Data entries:
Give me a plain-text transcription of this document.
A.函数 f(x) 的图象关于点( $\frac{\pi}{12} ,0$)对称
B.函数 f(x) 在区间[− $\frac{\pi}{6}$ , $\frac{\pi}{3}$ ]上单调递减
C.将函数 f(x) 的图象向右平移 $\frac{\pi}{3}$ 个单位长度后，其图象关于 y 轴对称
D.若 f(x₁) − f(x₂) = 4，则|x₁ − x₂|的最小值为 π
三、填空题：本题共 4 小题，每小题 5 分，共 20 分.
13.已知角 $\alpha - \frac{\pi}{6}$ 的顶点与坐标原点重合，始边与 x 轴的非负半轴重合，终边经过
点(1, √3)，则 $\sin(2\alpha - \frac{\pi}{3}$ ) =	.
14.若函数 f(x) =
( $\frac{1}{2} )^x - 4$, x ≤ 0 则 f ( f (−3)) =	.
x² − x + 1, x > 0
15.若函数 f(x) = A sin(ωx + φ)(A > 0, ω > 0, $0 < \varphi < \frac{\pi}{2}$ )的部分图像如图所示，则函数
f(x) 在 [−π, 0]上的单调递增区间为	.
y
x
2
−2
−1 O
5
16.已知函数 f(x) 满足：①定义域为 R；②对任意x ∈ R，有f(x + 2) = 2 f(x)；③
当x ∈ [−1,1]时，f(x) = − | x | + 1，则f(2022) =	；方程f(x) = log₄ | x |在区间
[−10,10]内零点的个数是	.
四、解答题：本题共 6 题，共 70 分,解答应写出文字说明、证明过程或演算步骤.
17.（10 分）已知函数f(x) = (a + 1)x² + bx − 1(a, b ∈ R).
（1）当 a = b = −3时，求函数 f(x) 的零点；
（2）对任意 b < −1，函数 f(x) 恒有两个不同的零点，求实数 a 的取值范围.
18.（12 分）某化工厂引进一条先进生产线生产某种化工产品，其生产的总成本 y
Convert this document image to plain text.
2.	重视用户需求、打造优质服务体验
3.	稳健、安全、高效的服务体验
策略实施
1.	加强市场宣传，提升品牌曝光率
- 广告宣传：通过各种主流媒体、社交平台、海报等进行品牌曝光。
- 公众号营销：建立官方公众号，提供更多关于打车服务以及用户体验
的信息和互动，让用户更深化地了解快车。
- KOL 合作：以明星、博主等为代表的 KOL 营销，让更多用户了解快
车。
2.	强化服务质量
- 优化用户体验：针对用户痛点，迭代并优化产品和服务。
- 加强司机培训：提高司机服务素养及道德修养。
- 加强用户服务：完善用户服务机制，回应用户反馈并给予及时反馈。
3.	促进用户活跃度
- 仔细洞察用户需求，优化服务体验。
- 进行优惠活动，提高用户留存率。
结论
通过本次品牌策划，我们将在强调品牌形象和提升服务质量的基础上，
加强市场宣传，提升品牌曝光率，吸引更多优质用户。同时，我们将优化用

__Set task__
Reproduce all of the material above word for word.

__Result__
Give me a plain-text transcription of this document.
A.函数 f(x) 的图象关于点( $\frac{\pi}{12} ,0$)对称
B.函数 f(x) 在区间[− $\frac{\pi}{6}$ , $\frac{\pi}{3}$ ]上单调递减
C.将函数 f(x) 的图象向右平移 $\frac{\pi}{3}$ 个单位长度后，其图象关于 y 轴对称
D.若 f(x₁) − f(x₂) = 4，则|x₁ − x₂|的最小值为 π
三、填空题：本题共 4 小题，每小题 5 分，共 20 分.
13.已知角 $\alpha - \frac{\pi}{6}$ 的顶点与坐标原点重合，始边与 x 轴的非负半轴重合，终边经过
点(1, √3)，则 $\sin(2\alpha - \frac{\pi}{3}$ ) =	.
14.若函数 f(x) =
( $\frac{1}{2} )^x - 4$, x ≤ 0 则 f ( f (−3)) =	.
x² − x + 1, x > 0
15.若函数 f(x) = A sin(ωx + φ)(A > 0, ω > 0, $0 < \varphi < \frac{\pi}{2}$ )的部分图像如图所示，则函数
f(x) 在 [−π, 0]上的单调递增区间为	.
y
x
2
−2
−1 O
5
16.已知函数 f(x) 满足：①定义域为 R；②对任意x ∈ R，有f(x + 2) = 2 f(x)；③
当x ∈ [−1,1]时，f(x) = − | x | + 1，则f(2022) =	；方程f(x) = log₄ | x |在区间
[−10,10]内零点的个数是	.
四、解答题：本题共 6 题，共 70 分,解答应写出文字说明、证明过程或演算步骤.
17.（10 分）已知函数f(x) = (a + 1)x² + bx − 1(a, b ∈ R).
（1）当 a = b = −3时，求函数 f(x) 的零点；
（2）对任意 b < −1，函数 f(x) 恒有两个不同的零点，求实数 a 的取值范围.
18.（12 分）某化工厂引进一条先进生产线生产某种化工产品，其生产的总成本 y
Convert this document image to plain text.
2.	重视用户需求、打造优质服务体验
3.	稳健、安全、高效的服务体验
策略实施
1.	加强市场宣传，提升品牌曝光率
- 广告宣传：通过各种主流媒体、社交平台、海报等进行品牌曝光。
- 公众号营销：建立官方公众号，提供更多关于打车服务以及用户体验
的信息和互动，让用户更深化地了解快车。
- KOL 合作：以明星、博主等为代表的 KOL 营销，让更多用户了解快
车。
2.	强化服务质量
- 优化用户体验：针对用户痛点，迭代并优化产品和服务。
- 加强司机培训：提高司机服务素养及道德修养。
- 加强用户服务：完善用户服务机制，回应用户反馈并给予及时反馈。
3.	促进用户活跃度
- 仔细洞察用户需求，优化服务体验。
- 进行优惠活动，提高用户留存率。
结论
通过本次品牌策划，我们将在强调品牌形象和提升服务质量的基础上，
加强市场宣传，提升品牌曝光率，吸引更多优质用户。同时，我们将优化用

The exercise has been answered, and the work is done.